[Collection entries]
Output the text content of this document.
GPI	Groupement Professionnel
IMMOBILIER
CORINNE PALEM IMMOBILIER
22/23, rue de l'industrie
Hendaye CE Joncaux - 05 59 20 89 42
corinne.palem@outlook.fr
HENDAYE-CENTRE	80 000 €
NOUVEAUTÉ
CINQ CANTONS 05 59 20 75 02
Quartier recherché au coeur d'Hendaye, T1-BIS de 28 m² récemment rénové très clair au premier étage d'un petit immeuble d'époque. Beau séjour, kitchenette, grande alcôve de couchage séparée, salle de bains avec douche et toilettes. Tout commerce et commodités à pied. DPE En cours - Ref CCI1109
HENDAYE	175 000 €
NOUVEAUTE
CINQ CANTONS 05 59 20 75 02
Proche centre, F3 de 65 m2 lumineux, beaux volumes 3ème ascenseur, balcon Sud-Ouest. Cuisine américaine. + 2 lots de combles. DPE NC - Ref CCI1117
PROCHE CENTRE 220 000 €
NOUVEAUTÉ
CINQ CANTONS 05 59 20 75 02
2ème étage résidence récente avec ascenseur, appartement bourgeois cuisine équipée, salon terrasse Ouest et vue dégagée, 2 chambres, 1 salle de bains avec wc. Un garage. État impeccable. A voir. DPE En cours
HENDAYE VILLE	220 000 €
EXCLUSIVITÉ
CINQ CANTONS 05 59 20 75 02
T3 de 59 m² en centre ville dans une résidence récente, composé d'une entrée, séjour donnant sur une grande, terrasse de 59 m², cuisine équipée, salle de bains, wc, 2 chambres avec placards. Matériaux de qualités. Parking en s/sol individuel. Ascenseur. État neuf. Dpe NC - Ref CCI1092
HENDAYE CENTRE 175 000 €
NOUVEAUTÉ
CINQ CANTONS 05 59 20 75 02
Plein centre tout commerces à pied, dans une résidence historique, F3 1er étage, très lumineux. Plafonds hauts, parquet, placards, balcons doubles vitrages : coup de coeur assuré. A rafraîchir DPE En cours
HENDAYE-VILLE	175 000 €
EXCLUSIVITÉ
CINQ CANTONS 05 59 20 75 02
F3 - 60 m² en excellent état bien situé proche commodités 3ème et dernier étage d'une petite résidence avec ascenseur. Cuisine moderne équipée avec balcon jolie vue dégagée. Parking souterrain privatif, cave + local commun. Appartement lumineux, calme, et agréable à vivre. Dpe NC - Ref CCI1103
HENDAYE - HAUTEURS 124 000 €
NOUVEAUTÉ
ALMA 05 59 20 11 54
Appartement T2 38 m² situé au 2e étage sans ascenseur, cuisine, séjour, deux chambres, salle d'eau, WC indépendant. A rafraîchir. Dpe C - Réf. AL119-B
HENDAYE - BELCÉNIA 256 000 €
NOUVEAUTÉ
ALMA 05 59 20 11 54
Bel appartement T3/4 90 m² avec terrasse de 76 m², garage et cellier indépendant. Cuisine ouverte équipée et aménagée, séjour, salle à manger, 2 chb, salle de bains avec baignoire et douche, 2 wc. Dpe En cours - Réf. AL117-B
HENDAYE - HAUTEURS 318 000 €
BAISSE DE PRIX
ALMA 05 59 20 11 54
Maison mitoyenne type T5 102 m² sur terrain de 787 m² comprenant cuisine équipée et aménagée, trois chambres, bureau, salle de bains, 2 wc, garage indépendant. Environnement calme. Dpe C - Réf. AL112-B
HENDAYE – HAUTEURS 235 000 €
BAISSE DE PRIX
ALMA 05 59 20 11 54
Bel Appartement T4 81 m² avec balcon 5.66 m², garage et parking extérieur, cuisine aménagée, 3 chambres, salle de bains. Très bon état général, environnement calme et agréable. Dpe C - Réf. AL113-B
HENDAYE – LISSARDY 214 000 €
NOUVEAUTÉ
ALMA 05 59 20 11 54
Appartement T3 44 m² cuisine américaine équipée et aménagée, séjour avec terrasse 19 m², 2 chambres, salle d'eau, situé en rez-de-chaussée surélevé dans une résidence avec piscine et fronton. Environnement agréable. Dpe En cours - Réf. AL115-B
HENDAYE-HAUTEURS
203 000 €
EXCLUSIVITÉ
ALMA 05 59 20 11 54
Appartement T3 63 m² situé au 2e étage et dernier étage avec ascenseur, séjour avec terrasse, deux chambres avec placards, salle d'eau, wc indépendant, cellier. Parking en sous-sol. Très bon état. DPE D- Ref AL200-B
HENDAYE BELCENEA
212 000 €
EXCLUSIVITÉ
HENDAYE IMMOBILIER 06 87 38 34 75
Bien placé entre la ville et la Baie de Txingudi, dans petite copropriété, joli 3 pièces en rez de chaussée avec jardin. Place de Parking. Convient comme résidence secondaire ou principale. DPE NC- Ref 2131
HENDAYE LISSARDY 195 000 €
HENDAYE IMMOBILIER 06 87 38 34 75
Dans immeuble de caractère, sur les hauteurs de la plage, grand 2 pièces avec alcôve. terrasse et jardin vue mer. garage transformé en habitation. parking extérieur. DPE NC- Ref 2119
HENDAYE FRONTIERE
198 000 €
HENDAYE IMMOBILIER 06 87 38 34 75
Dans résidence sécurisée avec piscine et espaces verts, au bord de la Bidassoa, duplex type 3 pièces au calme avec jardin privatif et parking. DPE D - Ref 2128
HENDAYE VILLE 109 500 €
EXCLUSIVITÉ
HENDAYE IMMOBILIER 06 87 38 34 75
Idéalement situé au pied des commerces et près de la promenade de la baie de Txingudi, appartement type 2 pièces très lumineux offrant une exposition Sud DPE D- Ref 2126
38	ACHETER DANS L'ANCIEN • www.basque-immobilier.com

### Directions for this task
Work out how many lines of the data above hold the word "commodités", and write only the count.

### Expected answer
2